WHAT YOU WILL DO: Write out all the data again, exactly as it stands.

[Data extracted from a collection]
--- Start ---

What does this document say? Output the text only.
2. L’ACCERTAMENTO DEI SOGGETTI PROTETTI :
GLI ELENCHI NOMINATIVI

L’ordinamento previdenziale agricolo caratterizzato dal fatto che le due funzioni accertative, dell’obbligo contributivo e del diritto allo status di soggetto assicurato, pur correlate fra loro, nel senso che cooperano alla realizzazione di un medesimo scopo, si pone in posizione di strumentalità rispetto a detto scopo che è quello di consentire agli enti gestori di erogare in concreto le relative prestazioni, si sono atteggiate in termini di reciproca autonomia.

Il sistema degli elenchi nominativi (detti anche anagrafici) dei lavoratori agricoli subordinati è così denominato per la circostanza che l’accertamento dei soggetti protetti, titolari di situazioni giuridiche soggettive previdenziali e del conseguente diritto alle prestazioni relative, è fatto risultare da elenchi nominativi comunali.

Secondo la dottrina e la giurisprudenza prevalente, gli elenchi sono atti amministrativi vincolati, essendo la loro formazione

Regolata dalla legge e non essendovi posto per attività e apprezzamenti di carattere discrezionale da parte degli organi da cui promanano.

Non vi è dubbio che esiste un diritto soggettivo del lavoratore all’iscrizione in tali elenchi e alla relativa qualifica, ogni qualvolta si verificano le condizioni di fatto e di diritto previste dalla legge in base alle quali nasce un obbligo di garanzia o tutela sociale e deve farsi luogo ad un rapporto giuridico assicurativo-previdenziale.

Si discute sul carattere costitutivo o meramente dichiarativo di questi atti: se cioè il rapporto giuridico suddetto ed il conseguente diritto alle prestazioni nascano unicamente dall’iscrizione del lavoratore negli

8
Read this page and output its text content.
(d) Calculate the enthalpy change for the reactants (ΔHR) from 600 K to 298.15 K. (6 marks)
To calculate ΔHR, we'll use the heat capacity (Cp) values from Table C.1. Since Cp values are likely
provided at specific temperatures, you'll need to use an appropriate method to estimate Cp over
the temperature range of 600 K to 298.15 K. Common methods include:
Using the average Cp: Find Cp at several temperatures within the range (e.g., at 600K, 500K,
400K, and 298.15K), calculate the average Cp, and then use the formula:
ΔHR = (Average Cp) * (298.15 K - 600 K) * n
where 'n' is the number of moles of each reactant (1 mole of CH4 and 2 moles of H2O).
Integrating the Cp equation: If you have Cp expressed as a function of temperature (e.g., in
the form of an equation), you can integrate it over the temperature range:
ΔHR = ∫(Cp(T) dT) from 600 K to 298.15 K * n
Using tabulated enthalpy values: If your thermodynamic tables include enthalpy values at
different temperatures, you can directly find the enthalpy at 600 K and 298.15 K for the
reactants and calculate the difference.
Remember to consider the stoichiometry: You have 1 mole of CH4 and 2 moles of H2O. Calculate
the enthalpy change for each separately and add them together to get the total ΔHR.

--- End ---

SOLUTION FOR THIS EXERCISE:
What does this document say? Output the text only.
2. L’ACCERTAMENTO DEI SOGGETTI PROTETTI :
GLI ELENCHI NOMINATIVI

L’ordinamento previdenziale agricolo caratterizzato dal fatto che le due funzioni accertative, dell’obbligo contributivo e del diritto allo status di soggetto assicurato, pur correlate fra loro, nel senso che cooperano alla realizzazione di un medesimo scopo, si pone in posizione di strumentalità rispetto a detto scopo che è quello di consentire agli enti gestori di erogare in concreto le relative prestazioni, si sono atteggiate in termini di reciproca autonomia.

Il sistema degli elenchi nominativi (detti anche anagrafici) dei lavoratori agricoli subordinati è così denominato per la circostanza che l’accertamento dei soggetti protetti, titolari di situazioni giuridiche soggettive previdenziali e del conseguente diritto alle prestazioni relative, è fatto risultare da elenchi nominativi comunali.

Secondo la dottrina e la giurisprudenza prevalente, gli elenchi sono atti amministrativi vincolati, essendo la loro formazione

Regolata dalla legge e non essendovi posto per attività e apprezzamenti di carattere discrezionale da parte degli organi da cui promanano.

Non vi è dubbio che esiste un diritto soggettivo del lavoratore all’iscrizione in tali elenchi e alla relativa qualifica, ogni qualvolta si verificano le condizioni di fatto e di diritto previste dalla legge in base alle quali nasce un obbligo di garanzia o tutela sociale e deve farsi luogo ad un rapporto giuridico assicurativo-previdenziale.

Si discute sul carattere costitutivo o meramente dichiarativo di questi atti: se cioè il rapporto giuridico suddetto ed il conseguente diritto alle prestazioni nascano unicamente dall’iscrizione del lavoratore negli

8
Read this page and output its text content.
(d) Calculate the enthalpy change for the reactants (ΔHR) from 600 K to 298.15 K. (6 marks)
To calculate ΔHR, we'll use the heat capacity (Cp) values from Table C.1. Since Cp values are likely
provided at specific temperatures, you'll need to use an appropriate method to estimate Cp over
the temperature range of 600 K to 298.15 K. Common methods include:
Using the average Cp: Find Cp at several temperatures within the range (e.g., at 600K, 500K,
400K, and 298.15K), calculate the average Cp, and then use the formula:
ΔHR = (Average Cp) * (298.15 K - 600 K) * n
where 'n' is the number of moles of each reactant (1 mole of CH4 and 2 moles of H2O).
Integrating the Cp equation: If you have Cp expressed as a function of temperature (e.g., in
the form of an equation), you can integrate it over the temperature range:
ΔHR = ∫(Cp(T) dT) from 600 K to 298.15 K * n
Using tabulated enthalpy values: If your thermodynamic tables include enthalpy values at
different temperatures, you can directly find the enthalpy at 600 K and 298.15 K for the
reactants and calculate the difference.
Remember to consider the stoichiometry: You have 1 mole of CH4 and 2 moles of H2O. Calculate
the enthalpy change for each separately and add them together to get the total ΔHR.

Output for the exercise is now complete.